• _WHAT THE EXERCISE ASKS_: Find every line in the records that holds the string "slope". Copy each one.

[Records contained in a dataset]

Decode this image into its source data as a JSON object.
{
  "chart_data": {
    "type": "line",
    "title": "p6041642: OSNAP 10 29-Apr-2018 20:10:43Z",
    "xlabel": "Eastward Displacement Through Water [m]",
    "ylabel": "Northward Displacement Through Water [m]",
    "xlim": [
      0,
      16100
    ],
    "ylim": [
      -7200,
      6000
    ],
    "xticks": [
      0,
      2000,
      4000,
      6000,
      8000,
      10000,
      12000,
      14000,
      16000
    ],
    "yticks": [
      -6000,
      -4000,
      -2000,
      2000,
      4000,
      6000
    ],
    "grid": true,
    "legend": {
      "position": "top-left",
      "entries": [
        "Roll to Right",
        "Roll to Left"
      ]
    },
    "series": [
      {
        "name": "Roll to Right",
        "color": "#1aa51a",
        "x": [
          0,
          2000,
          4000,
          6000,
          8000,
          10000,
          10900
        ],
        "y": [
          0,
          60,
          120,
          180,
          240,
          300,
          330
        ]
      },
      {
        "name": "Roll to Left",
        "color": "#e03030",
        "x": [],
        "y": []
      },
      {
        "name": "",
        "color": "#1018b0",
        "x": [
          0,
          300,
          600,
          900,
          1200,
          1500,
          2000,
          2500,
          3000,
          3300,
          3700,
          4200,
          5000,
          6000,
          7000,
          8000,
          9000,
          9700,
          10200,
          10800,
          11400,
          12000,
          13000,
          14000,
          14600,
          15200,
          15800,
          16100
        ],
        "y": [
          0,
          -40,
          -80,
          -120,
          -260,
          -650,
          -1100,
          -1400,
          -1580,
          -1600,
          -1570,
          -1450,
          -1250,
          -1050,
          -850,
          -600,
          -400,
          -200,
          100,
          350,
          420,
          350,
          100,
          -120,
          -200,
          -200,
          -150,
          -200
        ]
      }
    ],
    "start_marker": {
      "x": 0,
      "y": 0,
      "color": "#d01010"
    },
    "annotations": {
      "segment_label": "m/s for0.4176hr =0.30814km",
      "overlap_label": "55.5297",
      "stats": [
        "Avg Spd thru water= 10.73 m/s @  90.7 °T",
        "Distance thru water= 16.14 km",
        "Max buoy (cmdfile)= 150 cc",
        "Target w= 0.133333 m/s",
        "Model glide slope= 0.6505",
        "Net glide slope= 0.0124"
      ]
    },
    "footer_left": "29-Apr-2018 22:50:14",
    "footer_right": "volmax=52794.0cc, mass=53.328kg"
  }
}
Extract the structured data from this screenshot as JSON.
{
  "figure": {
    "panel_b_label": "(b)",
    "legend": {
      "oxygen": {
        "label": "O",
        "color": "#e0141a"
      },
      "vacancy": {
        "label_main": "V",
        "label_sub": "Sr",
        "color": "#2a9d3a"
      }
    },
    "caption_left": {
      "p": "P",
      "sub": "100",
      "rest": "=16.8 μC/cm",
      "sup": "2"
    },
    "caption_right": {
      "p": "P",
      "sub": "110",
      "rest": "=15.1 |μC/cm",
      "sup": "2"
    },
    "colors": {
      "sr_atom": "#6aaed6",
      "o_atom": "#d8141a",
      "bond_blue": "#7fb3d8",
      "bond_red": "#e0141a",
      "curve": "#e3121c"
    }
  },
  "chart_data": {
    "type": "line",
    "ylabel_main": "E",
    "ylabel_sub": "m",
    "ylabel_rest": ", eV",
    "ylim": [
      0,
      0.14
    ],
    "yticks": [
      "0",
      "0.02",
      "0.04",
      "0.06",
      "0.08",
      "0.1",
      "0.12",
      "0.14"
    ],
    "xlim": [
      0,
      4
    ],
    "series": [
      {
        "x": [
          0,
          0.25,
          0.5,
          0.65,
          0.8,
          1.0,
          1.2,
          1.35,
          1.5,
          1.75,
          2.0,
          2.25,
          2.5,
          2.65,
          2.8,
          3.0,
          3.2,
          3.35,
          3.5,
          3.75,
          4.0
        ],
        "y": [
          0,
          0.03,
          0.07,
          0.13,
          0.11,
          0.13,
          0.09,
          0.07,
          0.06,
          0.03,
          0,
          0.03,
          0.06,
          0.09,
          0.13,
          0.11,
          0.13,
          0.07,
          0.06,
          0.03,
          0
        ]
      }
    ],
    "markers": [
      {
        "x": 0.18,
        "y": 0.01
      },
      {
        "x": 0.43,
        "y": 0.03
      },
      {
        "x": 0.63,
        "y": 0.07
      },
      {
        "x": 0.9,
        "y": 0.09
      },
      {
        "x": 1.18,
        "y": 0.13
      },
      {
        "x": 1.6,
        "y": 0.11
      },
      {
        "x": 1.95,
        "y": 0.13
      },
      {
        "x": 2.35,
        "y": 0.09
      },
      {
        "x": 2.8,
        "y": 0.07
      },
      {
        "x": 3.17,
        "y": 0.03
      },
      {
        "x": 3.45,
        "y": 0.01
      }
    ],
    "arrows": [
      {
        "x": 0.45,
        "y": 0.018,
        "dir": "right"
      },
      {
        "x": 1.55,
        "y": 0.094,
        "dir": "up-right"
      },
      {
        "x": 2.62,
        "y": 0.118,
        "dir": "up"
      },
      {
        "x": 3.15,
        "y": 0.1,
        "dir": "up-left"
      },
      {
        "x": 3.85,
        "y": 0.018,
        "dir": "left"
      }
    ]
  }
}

==

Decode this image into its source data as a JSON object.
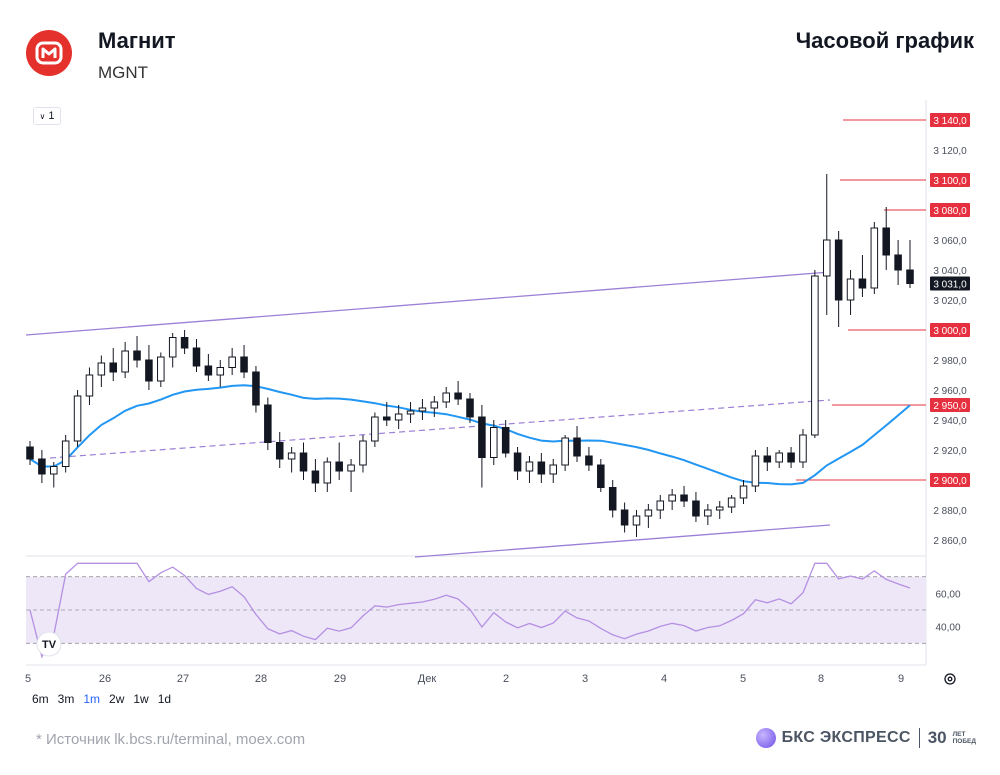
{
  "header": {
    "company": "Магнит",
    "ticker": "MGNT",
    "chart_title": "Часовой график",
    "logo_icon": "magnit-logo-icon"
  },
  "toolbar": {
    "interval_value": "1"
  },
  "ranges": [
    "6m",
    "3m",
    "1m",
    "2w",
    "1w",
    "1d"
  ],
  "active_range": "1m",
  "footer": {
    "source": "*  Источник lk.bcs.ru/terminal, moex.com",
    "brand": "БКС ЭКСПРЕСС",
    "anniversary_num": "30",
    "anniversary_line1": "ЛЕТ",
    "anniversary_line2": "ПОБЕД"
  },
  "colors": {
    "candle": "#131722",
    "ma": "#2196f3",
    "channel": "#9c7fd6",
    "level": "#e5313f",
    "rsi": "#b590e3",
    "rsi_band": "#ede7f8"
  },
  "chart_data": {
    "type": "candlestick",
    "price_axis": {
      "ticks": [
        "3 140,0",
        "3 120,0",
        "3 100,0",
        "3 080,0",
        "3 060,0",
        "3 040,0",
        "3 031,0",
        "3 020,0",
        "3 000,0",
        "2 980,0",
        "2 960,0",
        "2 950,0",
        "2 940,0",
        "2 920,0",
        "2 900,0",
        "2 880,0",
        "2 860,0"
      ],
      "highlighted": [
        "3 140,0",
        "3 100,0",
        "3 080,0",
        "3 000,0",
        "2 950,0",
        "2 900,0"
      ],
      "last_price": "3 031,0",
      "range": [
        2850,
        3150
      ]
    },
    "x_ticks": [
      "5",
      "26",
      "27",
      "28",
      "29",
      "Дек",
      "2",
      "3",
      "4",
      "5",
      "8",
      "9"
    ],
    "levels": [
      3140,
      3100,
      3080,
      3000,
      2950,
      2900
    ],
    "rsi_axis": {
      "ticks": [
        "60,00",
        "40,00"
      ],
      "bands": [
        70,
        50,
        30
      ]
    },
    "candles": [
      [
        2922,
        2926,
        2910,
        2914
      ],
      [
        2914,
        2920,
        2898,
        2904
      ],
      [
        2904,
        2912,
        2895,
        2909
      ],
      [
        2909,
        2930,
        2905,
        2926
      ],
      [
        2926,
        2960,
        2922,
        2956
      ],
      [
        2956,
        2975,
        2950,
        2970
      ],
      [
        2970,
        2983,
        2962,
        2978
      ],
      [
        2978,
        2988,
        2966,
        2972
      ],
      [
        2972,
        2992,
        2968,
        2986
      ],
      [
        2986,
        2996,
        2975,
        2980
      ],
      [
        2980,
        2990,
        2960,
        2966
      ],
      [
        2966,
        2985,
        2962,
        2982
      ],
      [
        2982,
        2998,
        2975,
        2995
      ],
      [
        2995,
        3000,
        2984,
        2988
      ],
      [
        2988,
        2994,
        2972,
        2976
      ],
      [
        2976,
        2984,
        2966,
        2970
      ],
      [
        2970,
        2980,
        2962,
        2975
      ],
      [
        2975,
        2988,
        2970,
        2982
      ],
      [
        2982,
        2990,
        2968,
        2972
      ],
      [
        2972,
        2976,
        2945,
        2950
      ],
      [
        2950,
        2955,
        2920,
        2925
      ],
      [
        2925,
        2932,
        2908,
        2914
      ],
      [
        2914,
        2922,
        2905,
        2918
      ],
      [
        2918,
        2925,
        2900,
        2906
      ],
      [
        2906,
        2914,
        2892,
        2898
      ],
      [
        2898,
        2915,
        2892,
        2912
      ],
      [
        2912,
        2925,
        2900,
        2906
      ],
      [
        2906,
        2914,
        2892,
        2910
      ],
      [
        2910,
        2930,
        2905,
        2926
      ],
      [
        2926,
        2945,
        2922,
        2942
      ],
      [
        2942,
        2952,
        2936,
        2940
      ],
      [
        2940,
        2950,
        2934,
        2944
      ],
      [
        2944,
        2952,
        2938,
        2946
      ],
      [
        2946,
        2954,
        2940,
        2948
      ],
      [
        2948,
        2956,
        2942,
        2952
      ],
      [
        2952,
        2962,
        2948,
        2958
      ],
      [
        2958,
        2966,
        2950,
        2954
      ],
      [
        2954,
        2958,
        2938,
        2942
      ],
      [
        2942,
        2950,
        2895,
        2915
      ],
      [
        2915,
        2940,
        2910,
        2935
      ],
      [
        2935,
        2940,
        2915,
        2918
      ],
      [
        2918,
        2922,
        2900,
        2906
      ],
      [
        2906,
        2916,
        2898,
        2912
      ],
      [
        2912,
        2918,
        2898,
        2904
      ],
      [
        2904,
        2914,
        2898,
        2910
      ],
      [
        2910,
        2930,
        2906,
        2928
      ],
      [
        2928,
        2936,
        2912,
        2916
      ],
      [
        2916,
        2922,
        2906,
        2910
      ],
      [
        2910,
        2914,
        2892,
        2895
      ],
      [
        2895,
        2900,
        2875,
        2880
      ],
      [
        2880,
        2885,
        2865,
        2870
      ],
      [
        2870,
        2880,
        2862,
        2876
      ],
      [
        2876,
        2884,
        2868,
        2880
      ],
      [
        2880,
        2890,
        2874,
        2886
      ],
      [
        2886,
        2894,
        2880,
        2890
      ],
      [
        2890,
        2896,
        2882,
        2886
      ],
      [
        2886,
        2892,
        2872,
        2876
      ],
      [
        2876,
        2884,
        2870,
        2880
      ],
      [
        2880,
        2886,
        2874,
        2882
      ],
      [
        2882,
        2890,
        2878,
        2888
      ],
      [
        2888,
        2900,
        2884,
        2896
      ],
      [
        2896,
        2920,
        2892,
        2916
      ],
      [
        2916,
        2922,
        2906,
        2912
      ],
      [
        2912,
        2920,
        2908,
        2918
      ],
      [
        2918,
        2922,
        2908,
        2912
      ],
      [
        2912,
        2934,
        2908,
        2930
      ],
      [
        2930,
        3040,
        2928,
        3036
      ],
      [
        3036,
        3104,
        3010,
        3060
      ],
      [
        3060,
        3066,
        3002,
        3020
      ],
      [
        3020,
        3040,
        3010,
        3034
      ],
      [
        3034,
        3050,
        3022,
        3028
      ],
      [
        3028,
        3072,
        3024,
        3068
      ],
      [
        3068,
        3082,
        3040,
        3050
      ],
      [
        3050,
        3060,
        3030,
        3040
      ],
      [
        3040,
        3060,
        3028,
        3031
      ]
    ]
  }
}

• _WRITTEN REPLY_:
        "Model glide slope= 0.6505",
        "Net glide slope= 0.0124"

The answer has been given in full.